# Data records
• • • • • • •

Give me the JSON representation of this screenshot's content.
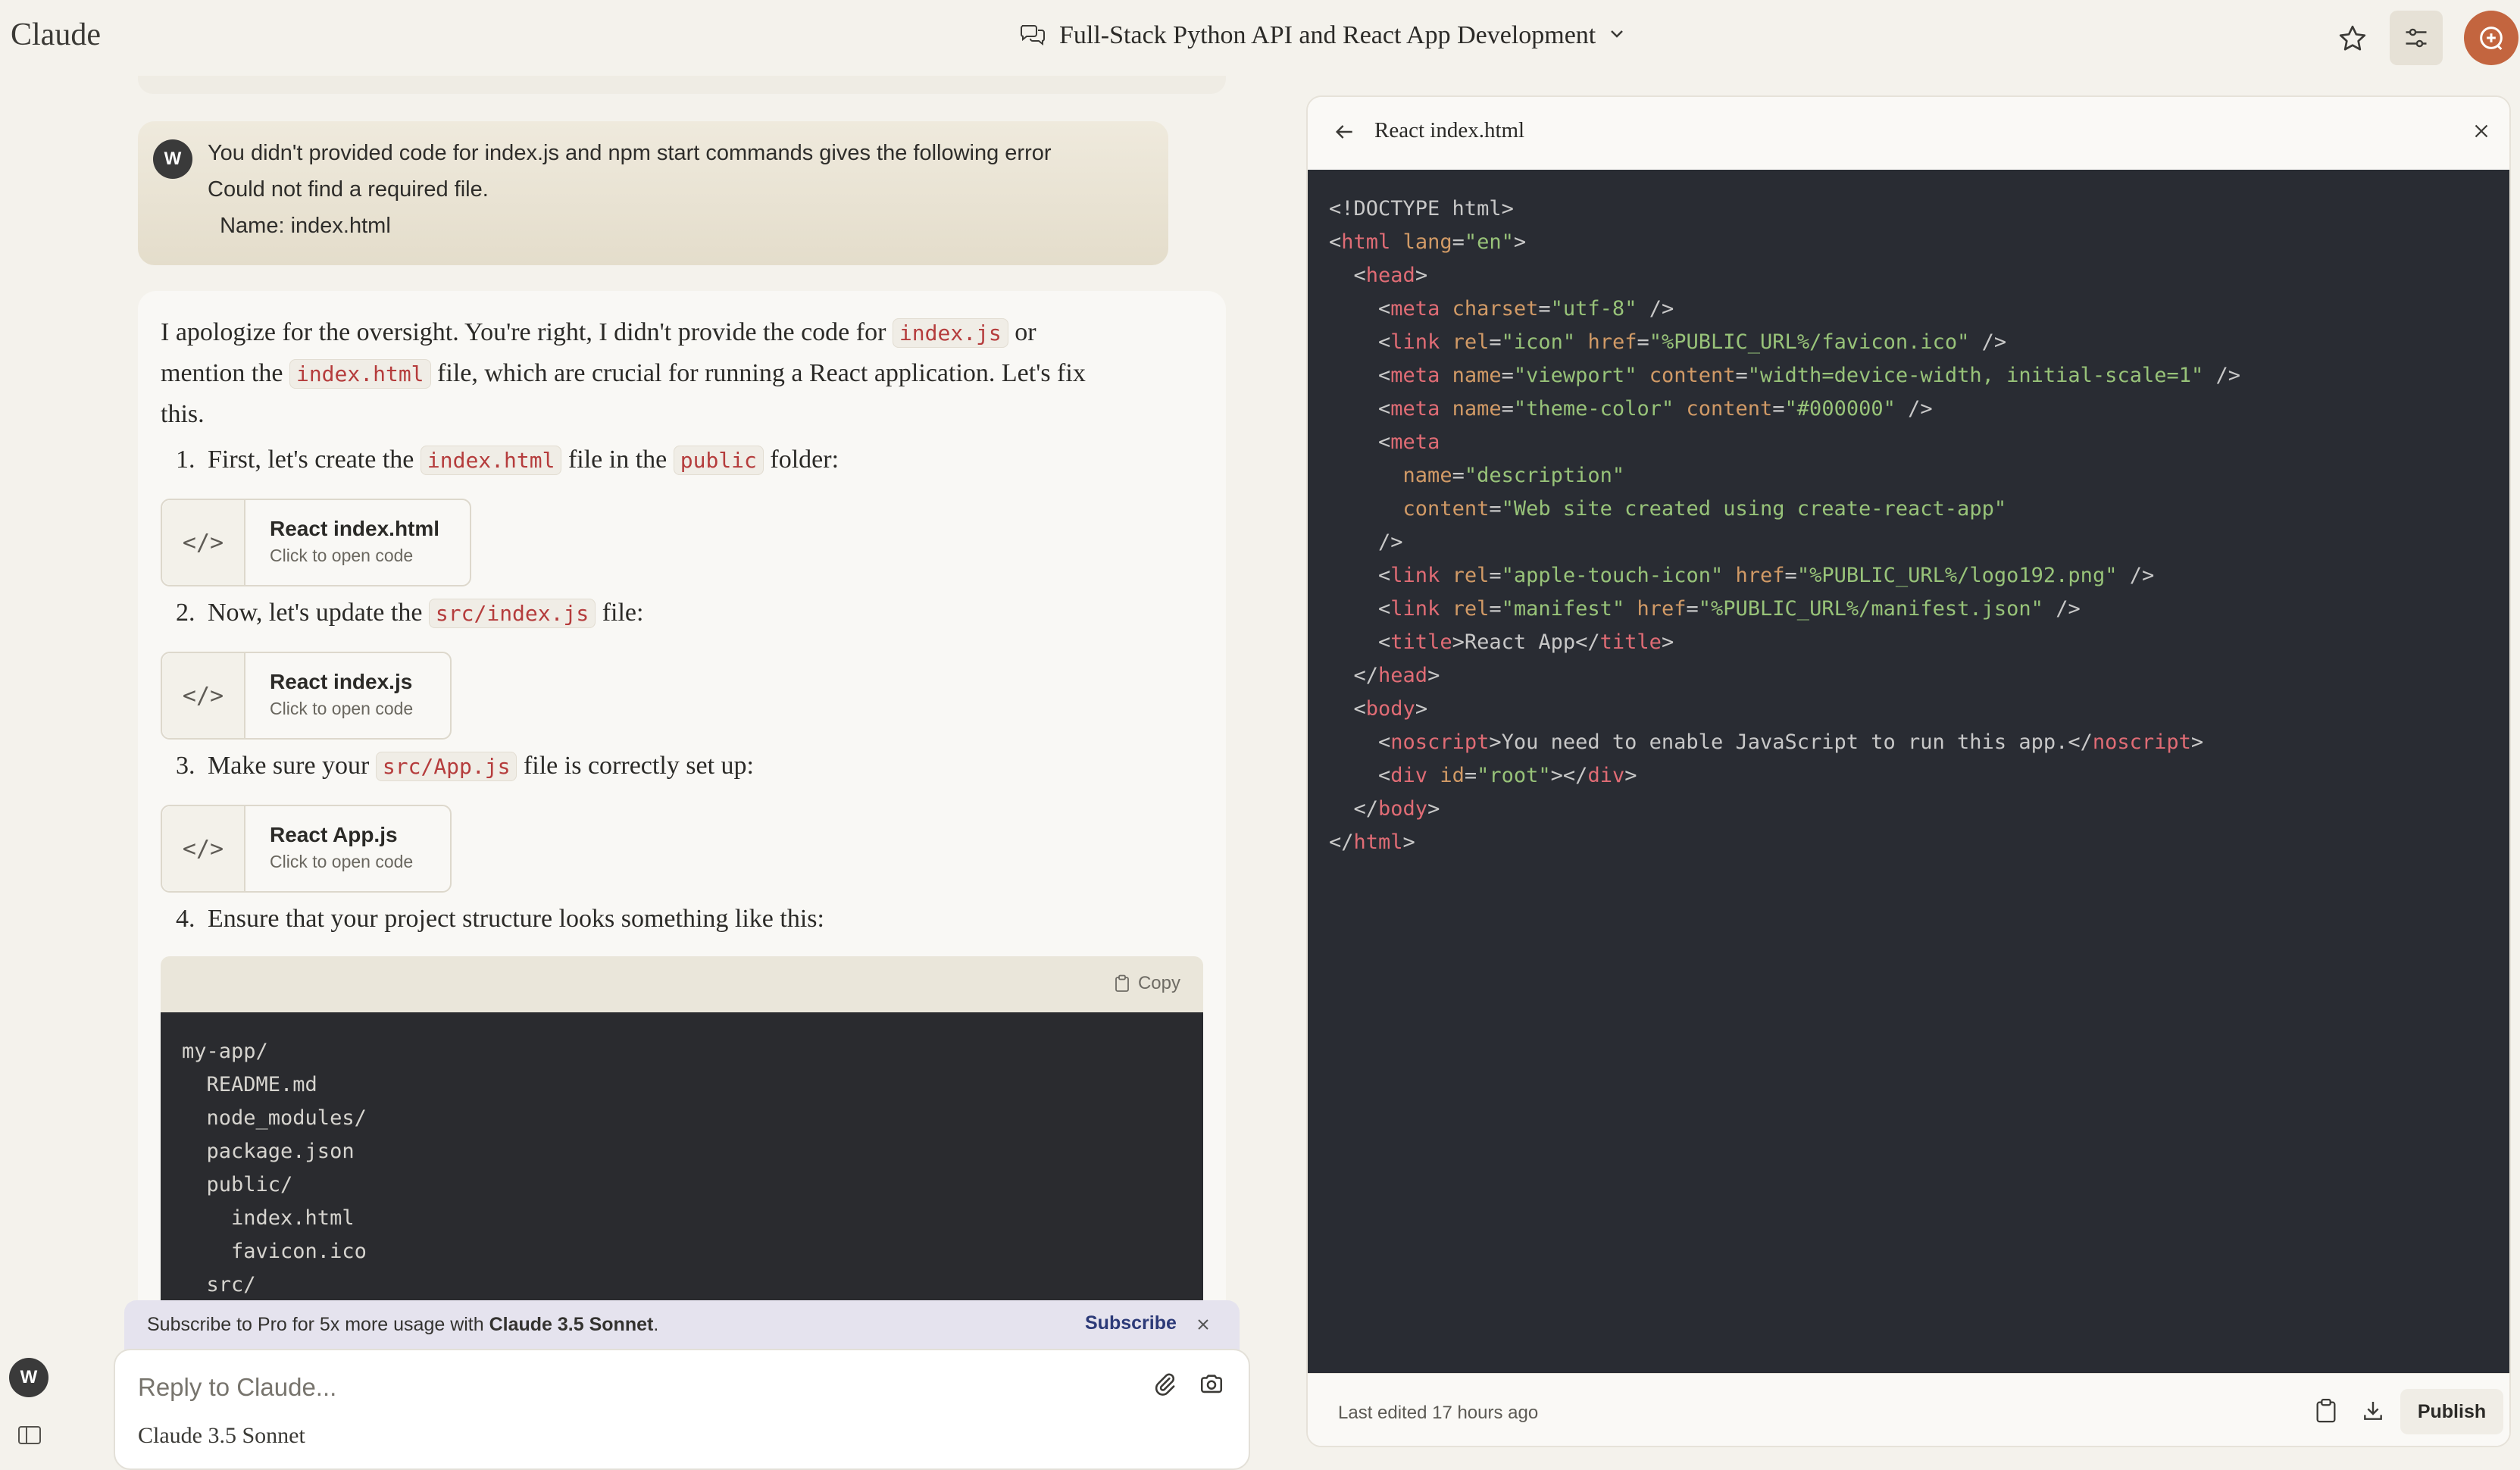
{
  "app": {
    "logo": "Claude"
  },
  "header": {
    "conversation_title": "Full-Stack Python API and React App Development"
  },
  "user_message": {
    "avatar_initial": "W",
    "lines": [
      "You didn't provided code for index.js and npm start commands gives the following error",
      "Could not find a required file.",
      "  Name: index.html"
    ]
  },
  "assistant": {
    "intro": {
      "a": "I apologize for the oversight. You're right, I didn't provide the code for ",
      "code1": "index.js",
      "b": " or",
      "c": "mention the ",
      "code2": "index.html",
      "d": " file, which are crucial for running a React application. Let's fix",
      "e": "this."
    },
    "steps": [
      {
        "num": "1.",
        "pre": "First, let's create the ",
        "code": "index.html",
        "mid": " file in the ",
        "code2": "public",
        "post": " folder:"
      },
      {
        "num": "2.",
        "pre": "Now, let's update the ",
        "code": "src/index.js",
        "post": " file:"
      },
      {
        "num": "3.",
        "pre": "Make sure your ",
        "code": "src/App.js",
        "post": " file is correctly set up:"
      },
      {
        "num": "4.",
        "pre": "Ensure that your project structure looks something like this:"
      }
    ],
    "artifacts": [
      {
        "title": "React index.html",
        "subtitle": "Click to open code"
      },
      {
        "title": "React index.js",
        "subtitle": "Click to open code"
      },
      {
        "title": "React App.js",
        "subtitle": "Click to open code"
      }
    ],
    "copy_label": "Copy",
    "tree": [
      "my-app/",
      "  README.md",
      "  node_modules/",
      "  package.json",
      "  public/",
      "    index.html",
      "    favicon.ico",
      "  src/"
    ]
  },
  "banner": {
    "text_prefix": "Subscribe to Pro for 5x more usage with ",
    "model_name": "Claude 3.5 Sonnet",
    "text_suffix": ".",
    "subscribe_label": "Subscribe"
  },
  "reply": {
    "placeholder": "Reply to Claude...",
    "model": "Claude 3.5 Sonnet"
  },
  "sidebar": {
    "avatar_initial": "W"
  },
  "artifact_panel": {
    "title": "React index.html",
    "last_edited": "Last edited 17 hours ago",
    "publish_label": "Publish",
    "code_lines": [
      "<!DOCTYPE html>",
      "<html lang=\"en\">",
      "  <head>",
      "    <meta charset=\"utf-8\" />",
      "    <link rel=\"icon\" href=\"%PUBLIC_URL%/favicon.ico\" />",
      "    <meta name=\"viewport\" content=\"width=device-width, initial-scale=1\" />",
      "    <meta name=\"theme-color\" content=\"#000000\" />",
      "    <meta",
      "      name=\"description\"",
      "      content=\"Web site created using create-react-app\"",
      "    />",
      "    <link rel=\"apple-touch-icon\" href=\"%PUBLIC_URL%/logo192.png\" />",
      "    <link rel=\"manifest\" href=\"%PUBLIC_URL%/manifest.json\" />",
      "    <title>React App</title>",
      "  </head>",
      "  <body>",
      "    <noscript>You need to enable JavaScript to run this app.</noscript>",
      "    <div id=\"root\"></div>",
      "  </body>",
      "</html>"
    ]
  }
}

• • • • • • •

# GIVEN PROBLEM
Reproduce every line of the material precisely, omitting its pictures.

# ANSWER TO THIS PROBLEM
Give me the JSON representation of this screenshot's content.
{
  "app": {
    "logo": "Claude"
  },
  "header": {
    "conversation_title": "Full-Stack Python API and React App Development"
  },
  "user_message": {
    "avatar_initial": "W",
    "lines": [
      "You didn't provided code for index.js and npm start commands gives the following error",
      "Could not find a required file.",
      "  Name: index.html"
    ]
  },
  "assistant": {
    "intro": {
      "a": "I apologize for the oversight. You're right, I didn't provide the code for ",
      "code1": "index.js",
      "b": " or",
      "c": "mention the ",
      "code2": "index.html",
      "d": " file, which are crucial for running a React application. Let's fix",
      "e": "this."
    },
    "steps": [
      {
        "num": "1.",
        "pre": "First, let's create the ",
        "code": "index.html",
        "mid": " file in the ",
        "code2": "public",
        "post": " folder:"
      },
      {
        "num": "2.",
        "pre": "Now, let's update the ",
        "code": "src/index.js",
        "post": " file:"
      },
      {
        "num": "3.",
        "pre": "Make sure your ",
        "code": "src/App.js",
        "post": " file is correctly set up:"
      },
      {
        "num": "4.",
        "pre": "Ensure that your project structure looks something like this:"
      }
    ],
    "artifacts": [
      {
        "title": "React index.html",
        "subtitle": "Click to open code"
      },
      {
        "title": "React index.js",
        "subtitle": "Click to open code"
      },
      {
        "title": "React App.js",
        "subtitle": "Click to open code"
      }
    ],
    "copy_label": "Copy",
    "tree": [
      "my-app/",
      "  README.md",
      "  node_modules/",
      "  package.json",
      "  public/",
      "    index.html",
      "    favicon.ico",
      "  src/"
    ]
  },
  "banner": {
    "text_prefix": "Subscribe to Pro for 5x more usage with ",
    "model_name": "Claude 3.5 Sonnet",
    "text_suffix": ".",
    "subscribe_label": "Subscribe"
  },
  "reply": {
    "placeholder": "Reply to Claude...",
    "model": "Claude 3.5 Sonnet"
  },
  "sidebar": {
    "avatar_initial": "W"
  },
  "artifact_panel": {
    "title": "React index.html",
    "last_edited": "Last edited 17 hours ago",
    "publish_label": "Publish",
    "code_lines": [
      "<!DOCTYPE html>",
      "<html lang=\"en\">",
      "  <head>",
      "    <meta charset=\"utf-8\" />",
      "    <link rel=\"icon\" href=\"%PUBLIC_URL%/favicon.ico\" />",
      "    <meta name=\"viewport\" content=\"width=device-width, initial-scale=1\" />",
      "    <meta name=\"theme-color\" content=\"#000000\" />",
      "    <meta",
      "      name=\"description\"",
      "      content=\"Web site created using create-react-app\"",
      "    />",
      "    <link rel=\"apple-touch-icon\" href=\"%PUBLIC_URL%/logo192.png\" />",
      "    <link rel=\"manifest\" href=\"%PUBLIC_URL%/manifest.json\" />",
      "    <title>React App</title>",
      "  </head>",
      "  <body>",
      "    <noscript>You need to enable JavaScript to run this app.</noscript>",
      "    <div id=\"root\"></div>",
      "  </body>",
      "</html>"
    ]
  }
}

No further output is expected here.